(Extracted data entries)
══════
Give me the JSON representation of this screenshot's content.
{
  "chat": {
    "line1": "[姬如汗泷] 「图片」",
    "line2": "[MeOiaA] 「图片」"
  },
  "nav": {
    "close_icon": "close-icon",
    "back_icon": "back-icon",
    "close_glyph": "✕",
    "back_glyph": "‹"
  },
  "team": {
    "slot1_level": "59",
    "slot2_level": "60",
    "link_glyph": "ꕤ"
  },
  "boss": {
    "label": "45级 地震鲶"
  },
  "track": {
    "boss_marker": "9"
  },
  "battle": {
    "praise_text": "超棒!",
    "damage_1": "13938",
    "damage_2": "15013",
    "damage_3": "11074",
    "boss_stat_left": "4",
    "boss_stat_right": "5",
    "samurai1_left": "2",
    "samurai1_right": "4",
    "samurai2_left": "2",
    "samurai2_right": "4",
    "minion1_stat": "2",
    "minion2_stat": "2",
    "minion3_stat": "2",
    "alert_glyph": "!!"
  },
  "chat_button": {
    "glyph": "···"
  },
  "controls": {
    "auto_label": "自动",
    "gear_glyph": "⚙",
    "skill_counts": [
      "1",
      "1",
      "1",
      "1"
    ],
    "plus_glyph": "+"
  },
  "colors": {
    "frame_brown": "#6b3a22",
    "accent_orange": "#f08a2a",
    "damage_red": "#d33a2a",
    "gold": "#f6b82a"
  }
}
══════
**WORK REQUIRED**. Exactly as shown, repeat every record.

**CORRECT RESULT**.
Give me the JSON representation of this screenshot's content.
{
  "chat": {
    "line1": "[姬如汗泷] 「图片」",
    "line2": "[MeOiaA] 「图片」"
  },
  "nav": {
    "close_icon": "close-icon",
    "back_icon": "back-icon",
    "close_glyph": "✕",
    "back_glyph": "‹"
  },
  "team": {
    "slot1_level": "59",
    "slot2_level": "60",
    "link_glyph": "ꕤ"
  },
  "boss": {
    "label": "45级 地震鲶"
  },
  "track": {
    "boss_marker": "9"
  },
  "battle": {
    "praise_text": "超棒!",
    "damage_1": "13938",
    "damage_2": "15013",
    "damage_3": "11074",
    "boss_stat_left": "4",
    "boss_stat_right": "5",
    "samurai1_left": "2",
    "samurai1_right": "4",
    "samurai2_left": "2",
    "samurai2_right": "4",
    "minion1_stat": "2",
    "minion2_stat": "2",
    "minion3_stat": "2",
    "alert_glyph": "!!"
  },
  "chat_button": {
    "glyph": "···"
  },
  "controls": {
    "auto_label": "自动",
    "gear_glyph": "⚙",
    "skill_counts": [
      "1",
      "1",
      "1",
      "1"
    ],
    "plus_glyph": "+"
  },
  "colors": {
    "frame_brown": "#6b3a22",
    "accent_orange": "#f08a2a",
    "damage_red": "#d33a2a",
    "gold": "#f6b82a"
  }
}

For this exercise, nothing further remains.